Stated goal: Quote all entries in full, exactly.

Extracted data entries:
____________
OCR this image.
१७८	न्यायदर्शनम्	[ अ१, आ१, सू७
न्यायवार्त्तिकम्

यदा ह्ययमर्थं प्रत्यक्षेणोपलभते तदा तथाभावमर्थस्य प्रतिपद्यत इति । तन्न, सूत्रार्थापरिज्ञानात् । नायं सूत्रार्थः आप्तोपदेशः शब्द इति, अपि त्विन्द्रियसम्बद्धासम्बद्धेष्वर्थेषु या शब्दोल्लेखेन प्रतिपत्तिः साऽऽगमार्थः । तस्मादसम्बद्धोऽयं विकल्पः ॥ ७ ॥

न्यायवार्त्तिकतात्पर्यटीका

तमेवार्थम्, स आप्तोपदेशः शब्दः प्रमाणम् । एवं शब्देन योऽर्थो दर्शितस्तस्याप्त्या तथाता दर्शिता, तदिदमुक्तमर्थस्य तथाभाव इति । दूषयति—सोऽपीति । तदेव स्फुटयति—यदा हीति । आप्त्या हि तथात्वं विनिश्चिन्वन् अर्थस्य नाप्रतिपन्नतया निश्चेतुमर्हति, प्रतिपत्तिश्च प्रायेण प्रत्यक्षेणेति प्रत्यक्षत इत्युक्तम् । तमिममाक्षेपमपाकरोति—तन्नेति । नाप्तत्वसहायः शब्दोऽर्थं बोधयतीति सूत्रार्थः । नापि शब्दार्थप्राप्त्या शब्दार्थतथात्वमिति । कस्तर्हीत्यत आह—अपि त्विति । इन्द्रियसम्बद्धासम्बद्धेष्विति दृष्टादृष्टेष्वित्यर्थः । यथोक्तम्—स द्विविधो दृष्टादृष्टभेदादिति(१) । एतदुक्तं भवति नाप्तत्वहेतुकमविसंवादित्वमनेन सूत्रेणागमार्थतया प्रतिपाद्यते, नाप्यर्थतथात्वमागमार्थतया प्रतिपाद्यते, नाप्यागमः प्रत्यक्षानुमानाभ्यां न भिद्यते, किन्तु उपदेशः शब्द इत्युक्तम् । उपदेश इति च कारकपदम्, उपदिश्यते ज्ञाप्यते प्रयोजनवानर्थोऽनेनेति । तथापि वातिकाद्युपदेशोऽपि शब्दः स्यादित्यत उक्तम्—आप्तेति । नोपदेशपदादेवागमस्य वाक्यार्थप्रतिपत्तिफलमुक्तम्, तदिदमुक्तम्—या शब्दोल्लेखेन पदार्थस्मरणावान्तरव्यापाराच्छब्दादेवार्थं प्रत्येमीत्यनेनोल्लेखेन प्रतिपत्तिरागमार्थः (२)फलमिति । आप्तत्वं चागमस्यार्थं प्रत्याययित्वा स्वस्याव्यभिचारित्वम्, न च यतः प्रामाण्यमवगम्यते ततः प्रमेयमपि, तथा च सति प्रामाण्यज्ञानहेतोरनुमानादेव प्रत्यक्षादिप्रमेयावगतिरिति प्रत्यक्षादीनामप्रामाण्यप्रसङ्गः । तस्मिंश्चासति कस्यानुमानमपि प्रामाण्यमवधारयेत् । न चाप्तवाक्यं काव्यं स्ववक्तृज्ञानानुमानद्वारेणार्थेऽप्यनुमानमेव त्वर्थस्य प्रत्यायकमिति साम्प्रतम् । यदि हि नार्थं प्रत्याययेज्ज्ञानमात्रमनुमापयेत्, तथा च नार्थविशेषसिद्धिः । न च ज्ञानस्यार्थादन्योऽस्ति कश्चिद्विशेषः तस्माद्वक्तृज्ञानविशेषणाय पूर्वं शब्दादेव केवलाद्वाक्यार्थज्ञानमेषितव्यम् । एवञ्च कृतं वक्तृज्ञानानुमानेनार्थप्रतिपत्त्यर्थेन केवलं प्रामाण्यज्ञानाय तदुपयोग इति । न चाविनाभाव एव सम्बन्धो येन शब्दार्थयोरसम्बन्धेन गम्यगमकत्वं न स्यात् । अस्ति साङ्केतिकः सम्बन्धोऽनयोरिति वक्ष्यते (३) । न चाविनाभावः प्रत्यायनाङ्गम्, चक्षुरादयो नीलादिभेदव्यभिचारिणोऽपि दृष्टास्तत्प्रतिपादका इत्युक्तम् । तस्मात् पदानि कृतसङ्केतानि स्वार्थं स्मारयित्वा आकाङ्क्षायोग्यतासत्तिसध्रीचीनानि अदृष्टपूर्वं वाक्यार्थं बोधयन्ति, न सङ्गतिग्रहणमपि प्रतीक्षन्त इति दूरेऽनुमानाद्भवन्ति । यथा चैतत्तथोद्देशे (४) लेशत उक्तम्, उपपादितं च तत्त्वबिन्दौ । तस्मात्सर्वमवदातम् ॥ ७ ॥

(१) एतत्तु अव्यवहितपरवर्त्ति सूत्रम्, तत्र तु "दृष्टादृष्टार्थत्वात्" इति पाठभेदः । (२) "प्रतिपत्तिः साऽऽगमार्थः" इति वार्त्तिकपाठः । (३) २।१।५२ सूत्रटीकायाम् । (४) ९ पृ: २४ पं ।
____________
Result of this exercise:
OCR this image.
१७८	न्यायदर्शनम्	[ अ१, आ१, सू७
न्यायवार्त्तिकम्

यदा ह्ययमर्थं प्रत्यक्षेणोपलभते तदा तथाभावमर्थस्य प्रतिपद्यत इति । तन्न, सूत्रार्थापरिज्ञानात् । नायं सूत्रार्थः आप्तोपदेशः शब्द इति, अपि त्विन्द्रियसम्बद्धासम्बद्धेष्वर्थेषु या शब्दोल्लेखेन प्रतिपत्तिः साऽऽगमार्थः । तस्मादसम्बद्धोऽयं विकल्पः ॥ ७ ॥

न्यायवार्त्तिकतात्पर्यटीका

तमेवार्थम्, स आप्तोपदेशः शब्दः प्रमाणम् । एवं शब्देन योऽर्थो दर्शितस्तस्याप्त्या तथाता दर्शिता, तदिदमुक्तमर्थस्य तथाभाव इति । दूषयति—सोऽपीति । तदेव स्फुटयति—यदा हीति । आप्त्या हि तथात्वं विनिश्चिन्वन् अर्थस्य नाप्रतिपन्नतया निश्चेतुमर्हति, प्रतिपत्तिश्च प्रायेण प्रत्यक्षेणेति प्रत्यक्षत इत्युक्तम् । तमिममाक्षेपमपाकरोति—तन्नेति । नाप्तत्वसहायः शब्दोऽर्थं बोधयतीति सूत्रार्थः । नापि शब्दार्थप्राप्त्या शब्दार्थतथात्वमिति । कस्तर्हीत्यत आह—अपि त्विति । इन्द्रियसम्बद्धासम्बद्धेष्विति दृष्टादृष्टेष्वित्यर्थः । यथोक्तम्—स द्विविधो दृष्टादृष्टभेदादिति(१) । एतदुक्तं भवति नाप्तत्वहेतुकमविसंवादित्वमनेन सूत्रेणागमार्थतया प्रतिपाद्यते, नाप्यर्थतथात्वमागमार्थतया प्रतिपाद्यते, नाप्यागमः प्रत्यक्षानुमानाभ्यां न भिद्यते, किन्तु उपदेशः शब्द इत्युक्तम् । उपदेश इति च कारकपदम्, उपदिश्यते ज्ञाप्यते प्रयोजनवानर्थोऽनेनेति । तथापि वातिकाद्युपदेशोऽपि शब्दः स्यादित्यत उक्तम्—आप्तेति । नोपदेशपदादेवागमस्य वाक्यार्थप्रतिपत्तिफलमुक्तम्, तदिदमुक्तम्—या शब्दोल्लेखेन पदार्थस्मरणावान्तरव्यापाराच्छब्दादेवार्थं प्रत्येमीत्यनेनोल्लेखेन प्रतिपत्तिरागमार्थः (२)फलमिति । आप्तत्वं चागमस्यार्थं प्रत्याययित्वा स्वस्याव्यभिचारित्वम्, न च यतः प्रामाण्यमवगम्यते ततः प्रमेयमपि, तथा च सति प्रामाण्यज्ञानहेतोरनुमानादेव प्रत्यक्षादिप्रमेयावगतिरिति प्रत्यक्षादीनामप्रामाण्यप्रसङ्गः । तस्मिंश्चासति कस्यानुमानमपि प्रामाण्यमवधारयेत् । न चाप्तवाक्यं काव्यं स्ववक्तृज्ञानानुमानद्वारेणार्थेऽप्यनुमानमेव त्वर्थस्य प्रत्यायकमिति साम्प्रतम् । यदि हि नार्थं प्रत्याययेज्ज्ञानमात्रमनुमापयेत्, तथा च नार्थविशेषसिद्धिः । न च ज्ञानस्यार्थादन्योऽस्ति कश्चिद्विशेषः तस्माद्वक्तृज्ञानविशेषणाय पूर्वं शब्दादेव केवलाद्वाक्यार्थज्ञानमेषितव्यम् । एवञ्च कृतं वक्तृज्ञानानुमानेनार्थप्रतिपत्त्यर्थेन केवलं प्रामाण्यज्ञानाय तदुपयोग इति । न चाविनाभाव एव सम्बन्धो येन शब्दार्थयोरसम्बन्धेन गम्यगमकत्वं न स्यात् । अस्ति साङ्केतिकः सम्बन्धोऽनयोरिति वक्ष्यते (३) । न चाविनाभावः प्रत्यायनाङ्गम्, चक्षुरादयो नीलादिभेदव्यभिचारिणोऽपि दृष्टास्तत्प्रतिपादका इत्युक्तम् । तस्मात् पदानि कृतसङ्केतानि स्वार्थं स्मारयित्वा आकाङ्क्षायोग्यतासत्तिसध्रीचीनानि अदृष्टपूर्वं वाक्यार्थं बोधयन्ति, न सङ्गतिग्रहणमपि प्रतीक्षन्त इति दूरेऽनुमानाद्भवन्ति । यथा चैतत्तथोद्देशे (४) लेशत उक्तम्, उपपादितं च तत्त्वबिन्दौ । तस्मात्सर्वमवदातम् ॥ ७ ॥

(१) एतत्तु अव्यवहितपरवर्त्ति सूत्रम्, तत्र तु "दृष्टादृष्टार्थत्वात्" इति पाठभेदः । (२) "प्रतिपत्तिः साऽऽगमार्थः" इति वार्त्तिकपाठः । (३) २।१।५२ सूत्रटीकायाम् । (४) ९ पृ: २४ पं ।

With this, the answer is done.